▶ [RECORDS SHOWN]

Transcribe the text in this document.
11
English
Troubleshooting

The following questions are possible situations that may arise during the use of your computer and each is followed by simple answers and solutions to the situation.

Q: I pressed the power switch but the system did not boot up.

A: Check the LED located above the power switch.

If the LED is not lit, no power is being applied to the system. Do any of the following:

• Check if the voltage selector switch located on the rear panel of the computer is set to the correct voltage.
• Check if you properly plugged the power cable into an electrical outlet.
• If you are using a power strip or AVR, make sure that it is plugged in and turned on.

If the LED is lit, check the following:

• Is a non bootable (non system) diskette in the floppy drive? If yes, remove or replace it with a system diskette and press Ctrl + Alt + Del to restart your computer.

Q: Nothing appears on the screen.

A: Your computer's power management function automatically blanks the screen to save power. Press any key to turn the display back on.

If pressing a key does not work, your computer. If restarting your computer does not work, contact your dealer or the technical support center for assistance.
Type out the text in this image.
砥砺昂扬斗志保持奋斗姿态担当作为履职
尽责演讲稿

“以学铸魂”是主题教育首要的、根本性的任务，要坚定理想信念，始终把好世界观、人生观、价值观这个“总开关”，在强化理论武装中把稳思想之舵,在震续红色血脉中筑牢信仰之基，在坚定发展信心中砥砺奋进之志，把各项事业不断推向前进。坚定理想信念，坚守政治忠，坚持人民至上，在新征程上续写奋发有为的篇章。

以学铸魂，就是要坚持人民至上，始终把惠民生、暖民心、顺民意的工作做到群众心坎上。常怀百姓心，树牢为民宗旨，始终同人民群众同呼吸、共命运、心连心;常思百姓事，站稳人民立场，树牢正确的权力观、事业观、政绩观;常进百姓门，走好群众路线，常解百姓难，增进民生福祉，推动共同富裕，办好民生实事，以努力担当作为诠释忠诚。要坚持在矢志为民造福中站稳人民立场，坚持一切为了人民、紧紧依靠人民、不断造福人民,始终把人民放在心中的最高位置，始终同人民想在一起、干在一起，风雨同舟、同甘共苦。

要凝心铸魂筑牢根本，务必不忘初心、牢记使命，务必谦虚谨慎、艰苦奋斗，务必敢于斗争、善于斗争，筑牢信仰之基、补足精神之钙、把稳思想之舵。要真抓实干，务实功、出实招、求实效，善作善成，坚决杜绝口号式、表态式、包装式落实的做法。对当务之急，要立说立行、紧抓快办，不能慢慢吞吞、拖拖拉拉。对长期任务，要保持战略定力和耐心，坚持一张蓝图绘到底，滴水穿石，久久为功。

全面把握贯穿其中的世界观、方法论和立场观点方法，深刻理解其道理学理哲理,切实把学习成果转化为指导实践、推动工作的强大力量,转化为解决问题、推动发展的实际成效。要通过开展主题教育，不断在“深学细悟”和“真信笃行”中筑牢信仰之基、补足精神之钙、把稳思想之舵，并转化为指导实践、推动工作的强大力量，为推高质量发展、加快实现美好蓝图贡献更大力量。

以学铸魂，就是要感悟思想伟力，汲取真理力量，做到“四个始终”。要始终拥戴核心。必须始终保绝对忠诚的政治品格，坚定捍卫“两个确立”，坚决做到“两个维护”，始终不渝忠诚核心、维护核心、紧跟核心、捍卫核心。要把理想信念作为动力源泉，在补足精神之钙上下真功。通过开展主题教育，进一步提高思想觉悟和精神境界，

▶ [EXERCISE BRIEF] Write an exact transcription of every entry above.

▶ [THE ANSWER]
Transcribe the text in this document.
11
English
Troubleshooting

The following questions are possible situations that may arise during the use of your computer and each is followed by simple answers and solutions to the situation.

Q: I pressed the power switch but the system did not boot up.

A: Check the LED located above the power switch.

If the LED is not lit, no power is being applied to the system. Do any of the following:

• Check if the voltage selector switch located on the rear panel of the computer is set to the correct voltage.
• Check if you properly plugged the power cable into an electrical outlet.
• If you are using a power strip or AVR, make sure that it is plugged in and turned on.

If the LED is lit, check the following:

• Is a non bootable (non system) diskette in the floppy drive? If yes, remove or replace it with a system diskette and press Ctrl + Alt + Del to restart your computer.

Q: Nothing appears on the screen.

A: Your computer's power management function automatically blanks the screen to save power. Press any key to turn the display back on.

If pressing a key does not work, your computer. If restarting your computer does not work, contact your dealer or the technical support center for assistance.
Type out the text in this image.
砥砺昂扬斗志保持奋斗姿态担当作为履职
尽责演讲稿

“以学铸魂”是主题教育首要的、根本性的任务，要坚定理想信念，始终把好世界观、人生观、价值观这个“总开关”，在强化理论武装中把稳思想之舵,在震续红色血脉中筑牢信仰之基，在坚定发展信心中砥砺奋进之志，把各项事业不断推向前进。坚定理想信念，坚守政治忠，坚持人民至上，在新征程上续写奋发有为的篇章。

以学铸魂，就是要坚持人民至上，始终把惠民生、暖民心、顺民意的工作做到群众心坎上。常怀百姓心，树牢为民宗旨，始终同人民群众同呼吸、共命运、心连心;常思百姓事，站稳人民立场，树牢正确的权力观、事业观、政绩观;常进百姓门，走好群众路线，常解百姓难，增进民生福祉，推动共同富裕，办好民生实事，以努力担当作为诠释忠诚。要坚持在矢志为民造福中站稳人民立场，坚持一切为了人民、紧紧依靠人民、不断造福人民,始终把人民放在心中的最高位置，始终同人民想在一起、干在一起，风雨同舟、同甘共苦。

要凝心铸魂筑牢根本，务必不忘初心、牢记使命，务必谦虚谨慎、艰苦奋斗，务必敢于斗争、善于斗争，筑牢信仰之基、补足精神之钙、把稳思想之舵。要真抓实干，务实功、出实招、求实效，善作善成，坚决杜绝口号式、表态式、包装式落实的做法。对当务之急，要立说立行、紧抓快办，不能慢慢吞吞、拖拖拉拉。对长期任务，要保持战略定力和耐心，坚持一张蓝图绘到底，滴水穿石，久久为功。

全面把握贯穿其中的世界观、方法论和立场观点方法，深刻理解其道理学理哲理,切实把学习成果转化为指导实践、推动工作的强大力量,转化为解决问题、推动发展的实际成效。要通过开展主题教育，不断在“深学细悟”和“真信笃行”中筑牢信仰之基、补足精神之钙、把稳思想之舵，并转化为指导实践、推动工作的强大力量，为推高质量发展、加快实现美好蓝图贡献更大力量。

以学铸魂，就是要感悟思想伟力，汲取真理力量，做到“四个始终”。要始终拥戴核心。必须始终保绝对忠诚的政治品格，坚定捍卫“两个确立”，坚决做到“两个维护”，始终不渝忠诚核心、维护核心、紧跟核心、捍卫核心。要把理想信念作为动力源泉，在补足精神之钙上下真功。通过开展主题教育，进一步提高思想觉悟和精神境界，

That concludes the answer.